◆ **Your goal**:
Every record should be repeated exactly, except that pictures are left out.

* start Dataset records *

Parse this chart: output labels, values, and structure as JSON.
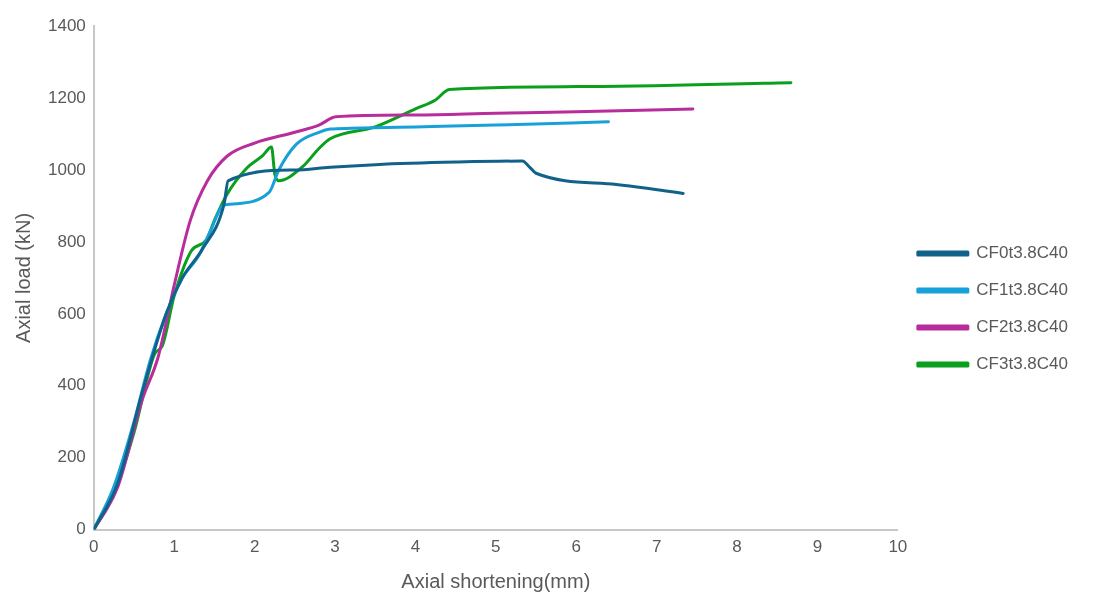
{
  "chart_data": {
    "type": "line",
    "xlabel": "Axial shortening(mm)",
    "ylabel": "Axial load (kN)",
    "xlim": [
      0,
      10
    ],
    "xticks": [
      0,
      1,
      2,
      3,
      4,
      5,
      6,
      7,
      8,
      9,
      10
    ],
    "ylim": [
      0,
      1400
    ],
    "yticks": [
      0,
      200,
      400,
      600,
      800,
      1000,
      1200,
      1400
    ],
    "grid": false,
    "legend": "right",
    "marker": "none",
    "line_style": "solid",
    "series": [
      {
        "name": "CF0t3.8C40",
        "color": "#10628a",
        "x": [
          0,
          0.3,
          0.6,
          0.9,
          1.1,
          1.35,
          1.62,
          1.67,
          2.5,
          2.94,
          3.5,
          4.5,
          5.33,
          5.42,
          5.5,
          6.5,
          7.33
        ],
        "values": [
          0,
          130,
          380,
          600,
          700,
          780,
          905,
          970,
          1000,
          1008,
          1015,
          1022,
          1025,
          1008,
          991,
          960,
          935
        ]
      },
      {
        "name": "CF1t3.8C40",
        "color": "#18a0d8",
        "x": [
          0,
          0.25,
          0.5,
          0.7,
          0.9,
          1.1,
          1.3,
          1.45,
          1.6,
          1.7,
          2.18,
          2.3,
          2.52,
          2.8,
          2.94,
          3.2,
          4,
          5,
          6.4
        ],
        "values": [
          0,
          120,
          300,
          470,
          600,
          700,
          760,
          830,
          900,
          905,
          938,
          1000,
          1072,
          1105,
          1114,
          1116,
          1120,
          1125,
          1134
        ]
      },
      {
        "name": "CF2t3.8C40",
        "color": "#b82c9c",
        "x": [
          0,
          0.3,
          0.6,
          0.8,
          1,
          1.2,
          1.41,
          1.66,
          2,
          2.5,
          2.8,
          3.01,
          4,
          5,
          6,
          7.45
        ],
        "values": [
          0,
          120,
          360,
          480,
          680,
          860,
          969,
          1039,
          1075,
          1105,
          1125,
          1148,
          1153,
          1158,
          1162,
          1170
        ]
      },
      {
        "name": "CF3t3.8C40",
        "color": "#0aa01e",
        "x": [
          0,
          0.25,
          0.5,
          0.76,
          0.85,
          1,
          1.21,
          1.4,
          1.5,
          1.65,
          1.9,
          2.1,
          2.21,
          2.25,
          2.3,
          2.6,
          2.8,
          2.94,
          3.5,
          4,
          4.25,
          4.42,
          6,
          8.67
        ],
        "values": [
          0,
          100,
          270,
          490,
          510,
          650,
          774,
          806,
          860,
          930,
          1005,
          1040,
          1064,
          990,
          970,
          1010,
          1060,
          1087,
          1120,
          1170,
          1195,
          1224,
          1232,
          1243
        ]
      }
    ]
  }
}
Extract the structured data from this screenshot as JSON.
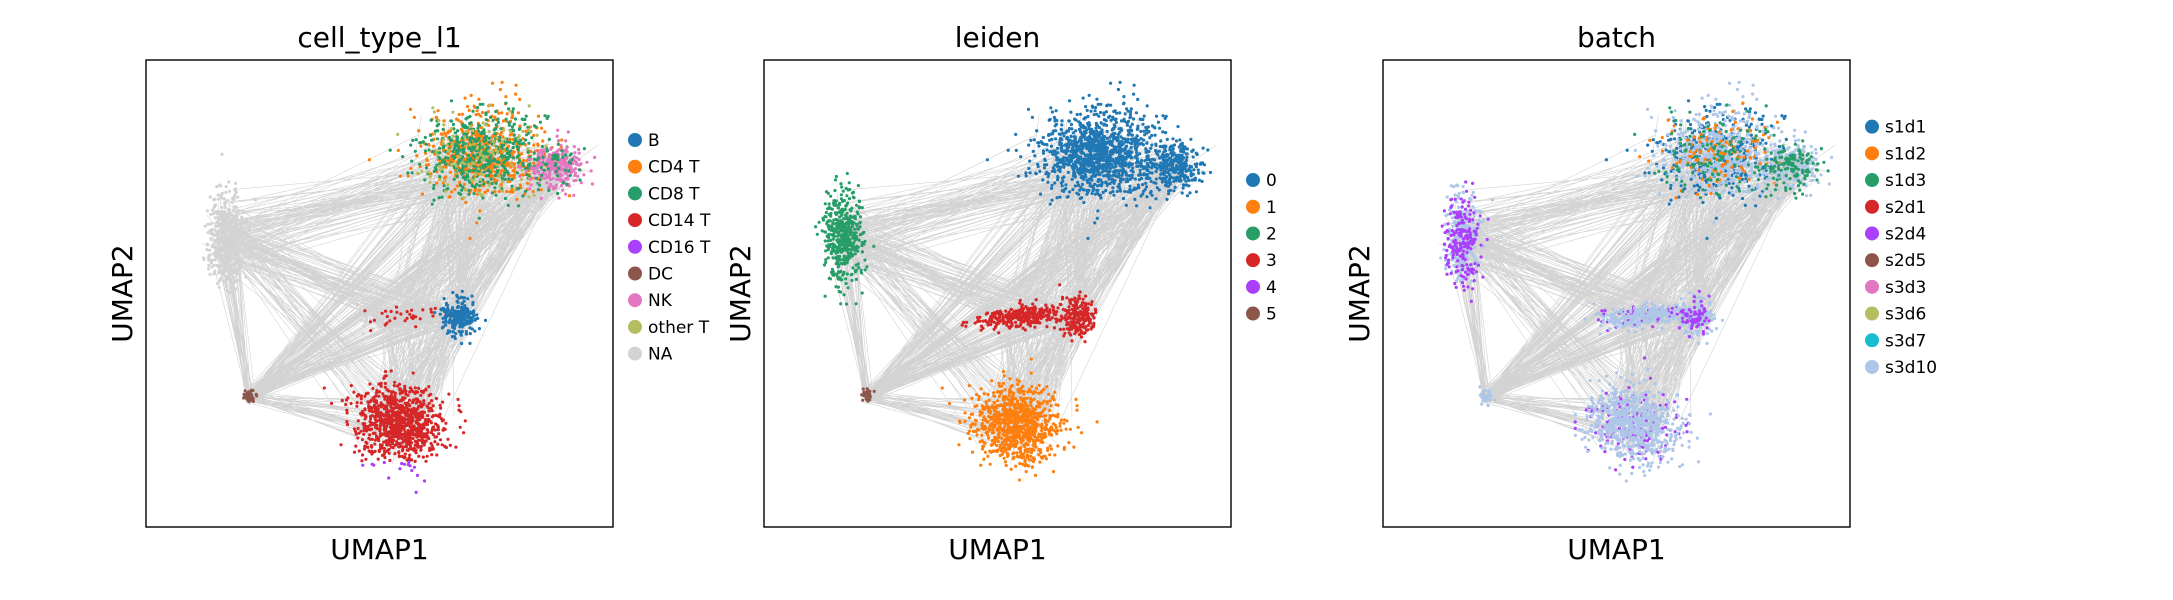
{
  "chart_data": [
    {
      "type": "scatter",
      "title": "cell_type_l1",
      "xlabel": "UMAP1",
      "ylabel": "UMAP2",
      "grid": false,
      "ticks_shown": false,
      "legend_placement": "right",
      "edges_drawn": true,
      "edge_color": "#808080",
      "categories": [
        {
          "name": "B",
          "color": "#1f77b4"
        },
        {
          "name": "CD4 T",
          "color": "#ff7f0e"
        },
        {
          "name": "CD8 T",
          "color": "#279e68"
        },
        {
          "name": "CD14 T",
          "color": "#d62728"
        },
        {
          "name": "CD16 T",
          "color": "#aa40fc"
        },
        {
          "name": "DC",
          "color": "#8c564b"
        },
        {
          "name": "NK",
          "color": "#e377c2"
        },
        {
          "name": "other T",
          "color": "#b5bd61"
        },
        {
          "name": "NA",
          "color": "#d3d3d3"
        }
      ]
    },
    {
      "type": "scatter",
      "title": "leiden",
      "xlabel": "UMAP1",
      "ylabel": "UMAP2",
      "grid": false,
      "ticks_shown": false,
      "legend_placement": "right",
      "edges_drawn": true,
      "edge_color": "#808080",
      "categories": [
        {
          "name": "0",
          "color": "#1f77b4"
        },
        {
          "name": "1",
          "color": "#ff7f0e"
        },
        {
          "name": "2",
          "color": "#279e68"
        },
        {
          "name": "3",
          "color": "#d62728"
        },
        {
          "name": "4",
          "color": "#aa40fc"
        },
        {
          "name": "5",
          "color": "#8c564b"
        }
      ]
    },
    {
      "type": "scatter",
      "title": "batch",
      "xlabel": "UMAP1",
      "ylabel": "UMAP2",
      "grid": false,
      "ticks_shown": false,
      "legend_placement": "right",
      "edges_drawn": true,
      "edge_color": "#808080",
      "categories": [
        {
          "name": "s1d1",
          "color": "#1f77b4"
        },
        {
          "name": "s1d2",
          "color": "#ff7f0e"
        },
        {
          "name": "s1d3",
          "color": "#279e68"
        },
        {
          "name": "s2d1",
          "color": "#d62728"
        },
        {
          "name": "s2d4",
          "color": "#aa40fc"
        },
        {
          "name": "s2d5",
          "color": "#8c564b"
        },
        {
          "name": "s3d3",
          "color": "#e377c2"
        },
        {
          "name": "s3d6",
          "color": "#b5bd61"
        },
        {
          "name": "s3d7",
          "color": "#17becf"
        },
        {
          "name": "s3d10",
          "color": "#aec7e8"
        }
      ]
    }
  ]
}
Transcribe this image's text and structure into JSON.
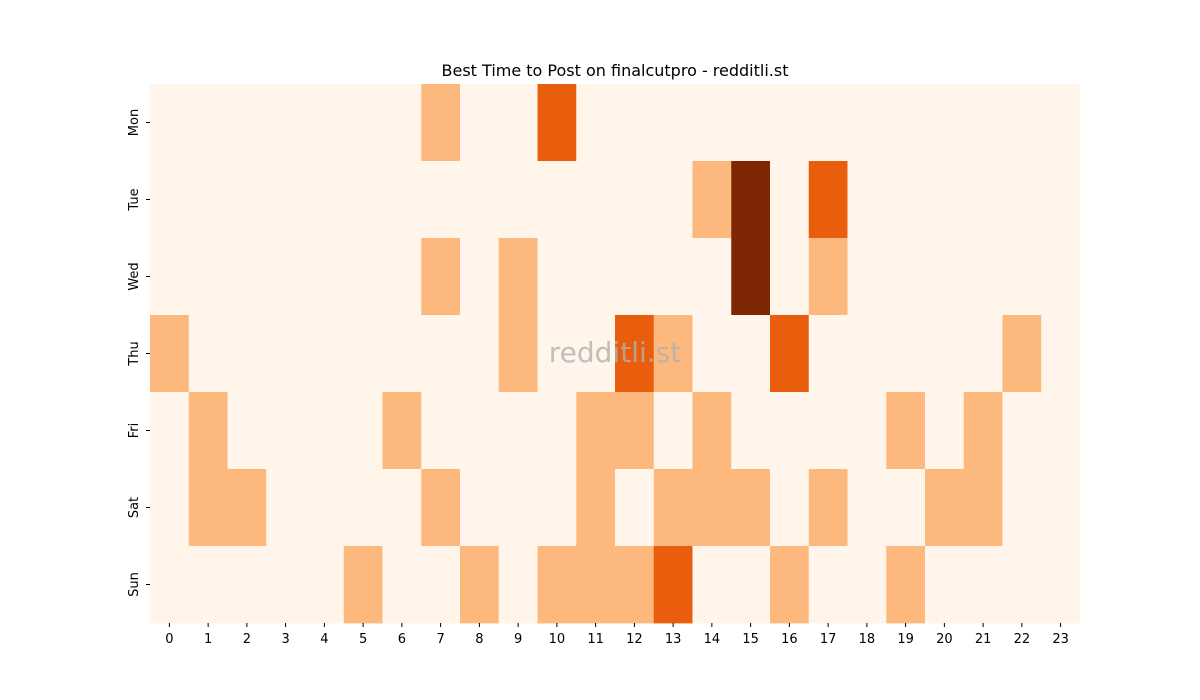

* end Dataset records *

◆ **Task result**:
Parse this chart: output labels, values, and structure as JSON.
{
  "chart_data": {
    "type": "line",
    "xlabel": "Axial shortening(mm)",
    "ylabel": "Axial load (kN)",
    "xlim": [
      0,
      10
    ],
    "xticks": [
      0,
      1,
      2,
      3,
      4,
      5,
      6,
      7,
      8,
      9,
      10
    ],
    "ylim": [
      0,
      1400
    ],
    "yticks": [
      0,
      200,
      400,
      600,
      800,
      1000,
      1200,
      1400
    ],
    "grid": false,
    "legend": "right",
    "marker": "none",
    "line_style": "solid",
    "series": [
      {
        "name": "CF0t3.8C40",
        "color": "#10628a",
        "x": [
          0,
          0.3,
          0.6,
          0.9,
          1.1,
          1.35,
          1.62,
          1.67,
          2.5,
          2.94,
          3.5,
          4.5,
          5.33,
          5.42,
          5.5,
          6.5,
          7.33
        ],
        "values": [
          0,
          130,
          380,
          600,
          700,
          780,
          905,
          970,
          1000,
          1008,
          1015,
          1022,
          1025,
          1008,
          991,
          960,
          935
        ]
      },
      {
        "name": "CF1t3.8C40",
        "color": "#18a0d8",
        "x": [
          0,
          0.25,
          0.5,
          0.7,
          0.9,
          1.1,
          1.3,
          1.45,
          1.6,
          1.7,
          2.18,
          2.3,
          2.52,
          2.8,
          2.94,
          3.2,
          4,
          5,
          6.4
        ],
        "values": [
          0,
          120,
          300,
          470,
          600,
          700,
          760,
          830,
          900,
          905,
          938,
          1000,
          1072,
          1105,
          1114,
          1116,
          1120,
          1125,
          1134
        ]
      },
      {
        "name": "CF2t3.8C40",
        "color": "#b82c9c",
        "x": [
          0,
          0.3,
          0.6,
          0.8,
          1,
          1.2,
          1.41,
          1.66,
          2,
          2.5,
          2.8,
          3.01,
          4,
          5,
          6,
          7.45
        ],
        "values": [
          0,
          120,
          360,
          480,
          680,
          860,
          969,
          1039,
          1075,
          1105,
          1125,
          1148,
          1153,
          1158,
          1162,
          1170
        ]
      },
      {
        "name": "CF3t3.8C40",
        "color": "#0aa01e",
        "x": [
          0,
          0.25,
          0.5,
          0.76,
          0.85,
          1,
          1.21,
          1.4,
          1.5,
          1.65,
          1.9,
          2.1,
          2.21,
          2.25,
          2.3,
          2.6,
          2.8,
          2.94,
          3.5,
          4,
          4.25,
          4.42,
          6,
          8.67
        ],
        "values": [
          0,
          100,
          270,
          490,
          510,
          650,
          774,
          806,
          860,
          930,
          1005,
          1040,
          1064,
          990,
          970,
          1010,
          1060,
          1087,
          1120,
          1170,
          1195,
          1224,
          1232,
          1243
        ]
      }
    ]
  }
}
Extract the structured data from this screenshot as JSON.
{
  "chart_data": [
    {
      "type": "scatter",
      "title": "cell_type_l1",
      "xlabel": "UMAP1",
      "ylabel": "UMAP2",
      "grid": false,
      "ticks_shown": false,
      "legend_placement": "right",
      "edges_drawn": true,
      "edge_color": "#808080",
      "categories": [
        {
          "name": "B",
          "color": "#1f77b4"
        },
        {
          "name": "CD4 T",
          "color": "#ff7f0e"
        },
        {
          "name": "CD8 T",
          "color": "#279e68"
        },
        {
          "name": "CD14 T",
          "color": "#d62728"
        },
        {
          "name": "CD16 T",
          "color": "#aa40fc"
        },
        {
          "name": "DC",
          "color": "#8c564b"
        },
        {
          "name": "NK",
          "color": "#e377c2"
        },
        {
          "name": "other T",
          "color": "#b5bd61"
        },
        {
          "name": "NA",
          "color": "#d3d3d3"
        }
      ]
    },
    {
      "type": "scatter",
      "title": "leiden",
      "xlabel": "UMAP1",
      "ylabel": "UMAP2",
      "grid": false,
      "ticks_shown": false,
      "legend_placement": "right",
      "edges_drawn": true,
      "edge_color": "#808080",
      "categories": [
        {
          "name": "0",
          "color": "#1f77b4"
        },
        {
          "name": "1",
          "color": "#ff7f0e"
        },
        {
          "name": "2",
          "color": "#279e68"
        },
        {
          "name": "3",
          "color": "#d62728"
        },
        {
          "name": "4",
          "color": "#aa40fc"
        },
        {
          "name": "5",
          "color": "#8c564b"
        }
      ]
    },
    {
      "type": "scatter",
      "title": "batch",
      "xlabel": "UMAP1",
      "ylabel": "UMAP2",
      "grid": false,
      "ticks_shown": false,
      "legend_placement": "right",
      "edges_drawn": true,
      "edge_color": "#808080",
      "categories": [
        {
          "name": "s1d1",
          "color": "#1f77b4"
        },
        {
          "name": "s1d2",
          "color": "#ff7f0e"
        },
        {
          "name": "s1d3",
          "color": "#279e68"
        },
        {
          "name": "s2d1",
          "color": "#d62728"
        },
        {
          "name": "s2d4",
          "color": "#aa40fc"
        },
        {
          "name": "s2d5",
          "color": "#8c564b"
        },
        {
          "name": "s3d3",
          "color": "#e377c2"
        },
        {
          "name": "s3d6",
          "color": "#b5bd61"
        },
        {
          "name": "s3d7",
          "color": "#17becf"
        },
        {
          "name": "s3d10",
          "color": "#aec7e8"
        }
      ]
    }
  ]
}
Transcribe this image's text and structure into JSON.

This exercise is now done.